Whenever a line contains the string "Administration", copy it out of the entries.

— START GIVEN RECORDS —

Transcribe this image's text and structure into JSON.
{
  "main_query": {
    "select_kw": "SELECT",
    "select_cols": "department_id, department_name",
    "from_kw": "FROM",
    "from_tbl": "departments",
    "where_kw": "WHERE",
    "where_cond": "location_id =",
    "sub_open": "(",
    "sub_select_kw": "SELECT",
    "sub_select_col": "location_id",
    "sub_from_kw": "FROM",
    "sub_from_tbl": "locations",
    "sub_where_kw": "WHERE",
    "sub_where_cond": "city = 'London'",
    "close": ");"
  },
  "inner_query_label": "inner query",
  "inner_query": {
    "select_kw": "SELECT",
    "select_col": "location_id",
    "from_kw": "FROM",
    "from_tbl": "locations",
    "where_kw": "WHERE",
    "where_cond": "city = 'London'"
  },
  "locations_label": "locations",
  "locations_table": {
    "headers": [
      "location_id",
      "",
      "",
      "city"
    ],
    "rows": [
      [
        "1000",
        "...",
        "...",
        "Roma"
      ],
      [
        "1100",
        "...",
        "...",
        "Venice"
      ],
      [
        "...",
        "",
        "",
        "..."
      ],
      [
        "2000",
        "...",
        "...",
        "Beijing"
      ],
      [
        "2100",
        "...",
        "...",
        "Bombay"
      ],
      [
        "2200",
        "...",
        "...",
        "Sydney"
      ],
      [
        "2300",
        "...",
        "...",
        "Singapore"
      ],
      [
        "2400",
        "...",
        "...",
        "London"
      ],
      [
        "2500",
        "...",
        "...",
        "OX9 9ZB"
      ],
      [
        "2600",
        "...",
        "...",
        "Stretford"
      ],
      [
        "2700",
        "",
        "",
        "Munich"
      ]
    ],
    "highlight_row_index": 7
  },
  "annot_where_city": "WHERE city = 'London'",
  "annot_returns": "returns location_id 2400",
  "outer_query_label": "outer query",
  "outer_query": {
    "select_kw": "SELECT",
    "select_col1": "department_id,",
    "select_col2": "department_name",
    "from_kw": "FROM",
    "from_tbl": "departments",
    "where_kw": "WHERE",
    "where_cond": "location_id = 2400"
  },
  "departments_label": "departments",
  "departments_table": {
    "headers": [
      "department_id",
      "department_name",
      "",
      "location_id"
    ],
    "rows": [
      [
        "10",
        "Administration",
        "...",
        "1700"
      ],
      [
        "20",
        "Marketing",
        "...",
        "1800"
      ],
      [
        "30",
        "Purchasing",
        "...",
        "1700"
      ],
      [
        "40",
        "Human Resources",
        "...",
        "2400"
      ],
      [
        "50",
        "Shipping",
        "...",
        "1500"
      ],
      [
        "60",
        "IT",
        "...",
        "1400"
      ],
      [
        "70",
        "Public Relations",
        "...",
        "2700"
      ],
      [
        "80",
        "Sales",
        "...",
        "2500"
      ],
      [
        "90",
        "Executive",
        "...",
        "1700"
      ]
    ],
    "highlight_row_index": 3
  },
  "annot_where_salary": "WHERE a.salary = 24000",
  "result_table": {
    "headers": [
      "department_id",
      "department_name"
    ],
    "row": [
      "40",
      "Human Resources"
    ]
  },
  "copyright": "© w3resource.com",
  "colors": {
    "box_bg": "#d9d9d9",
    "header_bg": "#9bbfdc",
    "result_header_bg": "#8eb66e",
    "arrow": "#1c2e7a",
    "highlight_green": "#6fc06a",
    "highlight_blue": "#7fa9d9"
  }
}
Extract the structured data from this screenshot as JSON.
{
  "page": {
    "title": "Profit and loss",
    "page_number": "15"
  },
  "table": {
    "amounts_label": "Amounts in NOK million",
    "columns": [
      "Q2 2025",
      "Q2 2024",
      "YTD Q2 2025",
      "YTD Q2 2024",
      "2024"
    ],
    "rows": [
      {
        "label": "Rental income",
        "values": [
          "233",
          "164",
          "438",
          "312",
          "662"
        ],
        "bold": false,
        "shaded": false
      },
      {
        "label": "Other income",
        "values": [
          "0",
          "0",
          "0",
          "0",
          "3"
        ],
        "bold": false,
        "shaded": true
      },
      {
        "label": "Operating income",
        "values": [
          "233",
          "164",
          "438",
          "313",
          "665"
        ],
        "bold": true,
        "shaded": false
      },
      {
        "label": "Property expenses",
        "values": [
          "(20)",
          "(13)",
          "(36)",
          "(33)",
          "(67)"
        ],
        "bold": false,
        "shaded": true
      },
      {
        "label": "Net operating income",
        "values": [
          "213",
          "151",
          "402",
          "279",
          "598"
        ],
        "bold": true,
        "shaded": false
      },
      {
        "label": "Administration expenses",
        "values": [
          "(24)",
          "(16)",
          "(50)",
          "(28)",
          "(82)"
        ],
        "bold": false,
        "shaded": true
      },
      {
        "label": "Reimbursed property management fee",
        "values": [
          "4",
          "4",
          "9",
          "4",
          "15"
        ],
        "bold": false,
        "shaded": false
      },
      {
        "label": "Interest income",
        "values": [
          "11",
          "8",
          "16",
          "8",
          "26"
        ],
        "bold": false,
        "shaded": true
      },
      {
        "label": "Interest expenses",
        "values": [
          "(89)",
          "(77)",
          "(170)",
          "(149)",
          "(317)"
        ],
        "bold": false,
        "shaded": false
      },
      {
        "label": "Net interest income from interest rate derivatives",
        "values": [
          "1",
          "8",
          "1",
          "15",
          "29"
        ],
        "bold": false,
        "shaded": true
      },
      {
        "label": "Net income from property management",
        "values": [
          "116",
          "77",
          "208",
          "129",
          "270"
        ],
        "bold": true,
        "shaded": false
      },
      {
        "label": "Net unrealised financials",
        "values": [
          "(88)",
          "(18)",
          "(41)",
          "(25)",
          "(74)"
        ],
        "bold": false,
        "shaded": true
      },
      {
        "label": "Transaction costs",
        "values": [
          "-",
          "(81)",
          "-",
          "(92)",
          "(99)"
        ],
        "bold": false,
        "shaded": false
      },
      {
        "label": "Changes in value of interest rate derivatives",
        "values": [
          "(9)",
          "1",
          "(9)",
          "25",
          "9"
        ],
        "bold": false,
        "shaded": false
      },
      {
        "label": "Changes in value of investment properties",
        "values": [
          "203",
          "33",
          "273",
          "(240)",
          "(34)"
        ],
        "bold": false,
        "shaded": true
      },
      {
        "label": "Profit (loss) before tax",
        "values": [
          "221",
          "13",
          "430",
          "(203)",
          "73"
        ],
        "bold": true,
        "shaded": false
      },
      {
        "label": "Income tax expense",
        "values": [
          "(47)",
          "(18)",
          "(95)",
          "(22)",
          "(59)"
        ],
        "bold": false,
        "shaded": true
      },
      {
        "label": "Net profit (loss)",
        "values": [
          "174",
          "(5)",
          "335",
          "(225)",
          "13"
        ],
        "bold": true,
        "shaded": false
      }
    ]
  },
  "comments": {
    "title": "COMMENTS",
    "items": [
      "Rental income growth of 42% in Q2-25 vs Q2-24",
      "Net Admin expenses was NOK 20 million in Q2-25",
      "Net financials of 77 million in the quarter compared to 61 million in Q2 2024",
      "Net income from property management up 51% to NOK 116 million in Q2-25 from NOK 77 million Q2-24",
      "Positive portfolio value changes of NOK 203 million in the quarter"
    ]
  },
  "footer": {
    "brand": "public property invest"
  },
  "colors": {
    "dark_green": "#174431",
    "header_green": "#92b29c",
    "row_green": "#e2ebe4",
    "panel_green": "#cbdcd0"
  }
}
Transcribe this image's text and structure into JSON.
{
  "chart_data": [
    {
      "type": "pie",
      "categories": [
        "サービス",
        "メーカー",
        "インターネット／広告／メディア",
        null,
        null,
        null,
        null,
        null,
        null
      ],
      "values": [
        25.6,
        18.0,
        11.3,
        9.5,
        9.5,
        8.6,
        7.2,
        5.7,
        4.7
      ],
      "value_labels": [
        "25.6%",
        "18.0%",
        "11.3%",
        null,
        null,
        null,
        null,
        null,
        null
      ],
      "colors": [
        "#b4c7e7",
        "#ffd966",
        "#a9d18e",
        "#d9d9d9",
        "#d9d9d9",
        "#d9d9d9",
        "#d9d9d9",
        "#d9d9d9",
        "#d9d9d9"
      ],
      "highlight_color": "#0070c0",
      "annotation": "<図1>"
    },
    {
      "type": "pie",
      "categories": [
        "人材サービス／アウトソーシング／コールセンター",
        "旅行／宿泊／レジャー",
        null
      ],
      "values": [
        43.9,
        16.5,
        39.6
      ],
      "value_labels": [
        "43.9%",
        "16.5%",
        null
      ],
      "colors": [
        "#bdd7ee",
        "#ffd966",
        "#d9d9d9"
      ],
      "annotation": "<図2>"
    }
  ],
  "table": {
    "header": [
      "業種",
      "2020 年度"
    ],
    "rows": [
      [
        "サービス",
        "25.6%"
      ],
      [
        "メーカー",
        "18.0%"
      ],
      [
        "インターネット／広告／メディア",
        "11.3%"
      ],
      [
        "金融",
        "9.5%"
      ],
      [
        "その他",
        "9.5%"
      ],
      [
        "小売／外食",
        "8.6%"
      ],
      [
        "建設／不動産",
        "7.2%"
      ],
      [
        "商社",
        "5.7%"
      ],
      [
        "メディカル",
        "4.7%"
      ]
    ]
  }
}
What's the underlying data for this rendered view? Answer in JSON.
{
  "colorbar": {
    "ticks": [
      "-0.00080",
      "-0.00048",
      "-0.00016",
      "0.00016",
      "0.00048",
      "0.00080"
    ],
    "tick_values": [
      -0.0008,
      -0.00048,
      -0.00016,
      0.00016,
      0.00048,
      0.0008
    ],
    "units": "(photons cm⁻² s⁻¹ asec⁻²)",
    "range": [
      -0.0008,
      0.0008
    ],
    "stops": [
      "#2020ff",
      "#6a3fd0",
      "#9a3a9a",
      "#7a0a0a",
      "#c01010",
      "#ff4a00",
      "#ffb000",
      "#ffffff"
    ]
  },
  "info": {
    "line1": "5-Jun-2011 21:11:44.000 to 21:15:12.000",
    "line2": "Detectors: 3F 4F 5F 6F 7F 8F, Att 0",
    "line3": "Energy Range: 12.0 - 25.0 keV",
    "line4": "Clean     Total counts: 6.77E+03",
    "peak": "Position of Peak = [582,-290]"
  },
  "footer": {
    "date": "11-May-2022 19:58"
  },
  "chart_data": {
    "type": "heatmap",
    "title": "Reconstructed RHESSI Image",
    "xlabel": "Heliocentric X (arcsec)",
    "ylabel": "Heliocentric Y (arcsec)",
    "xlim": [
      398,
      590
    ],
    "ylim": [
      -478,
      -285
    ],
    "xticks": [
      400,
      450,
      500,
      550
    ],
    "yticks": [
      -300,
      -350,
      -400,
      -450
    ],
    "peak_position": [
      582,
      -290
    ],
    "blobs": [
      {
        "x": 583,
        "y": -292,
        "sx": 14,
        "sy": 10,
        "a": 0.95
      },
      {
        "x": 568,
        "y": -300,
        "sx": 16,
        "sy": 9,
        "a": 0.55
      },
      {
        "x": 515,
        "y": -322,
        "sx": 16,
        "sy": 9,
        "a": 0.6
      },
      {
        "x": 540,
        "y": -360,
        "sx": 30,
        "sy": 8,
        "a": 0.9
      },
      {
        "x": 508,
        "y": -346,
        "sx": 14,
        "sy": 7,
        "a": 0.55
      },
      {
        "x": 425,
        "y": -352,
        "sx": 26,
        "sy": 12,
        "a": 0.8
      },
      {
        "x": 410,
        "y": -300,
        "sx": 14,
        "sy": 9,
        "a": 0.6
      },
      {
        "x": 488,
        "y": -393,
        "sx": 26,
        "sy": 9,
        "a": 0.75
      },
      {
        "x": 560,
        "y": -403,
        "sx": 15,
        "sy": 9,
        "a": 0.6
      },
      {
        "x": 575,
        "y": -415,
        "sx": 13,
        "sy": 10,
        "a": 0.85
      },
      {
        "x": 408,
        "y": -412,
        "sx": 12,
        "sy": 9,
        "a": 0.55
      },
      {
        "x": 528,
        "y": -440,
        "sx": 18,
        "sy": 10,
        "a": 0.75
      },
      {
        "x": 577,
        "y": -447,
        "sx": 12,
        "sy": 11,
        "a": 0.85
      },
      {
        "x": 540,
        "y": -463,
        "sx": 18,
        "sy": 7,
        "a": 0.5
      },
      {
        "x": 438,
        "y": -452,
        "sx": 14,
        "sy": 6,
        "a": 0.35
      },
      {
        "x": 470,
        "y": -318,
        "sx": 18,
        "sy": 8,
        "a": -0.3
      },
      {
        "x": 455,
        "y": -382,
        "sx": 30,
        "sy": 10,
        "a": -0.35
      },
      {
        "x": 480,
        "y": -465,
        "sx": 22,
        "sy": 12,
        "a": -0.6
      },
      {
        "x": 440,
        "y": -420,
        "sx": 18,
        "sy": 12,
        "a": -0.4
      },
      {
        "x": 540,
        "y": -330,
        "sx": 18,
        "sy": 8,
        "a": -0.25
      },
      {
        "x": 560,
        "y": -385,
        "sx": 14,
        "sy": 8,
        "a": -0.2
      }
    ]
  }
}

— END GIVEN RECORDS —

> _ANSWER FOR THIS EXERCISE_:
        "Administration",
        "label": "Administration expenses",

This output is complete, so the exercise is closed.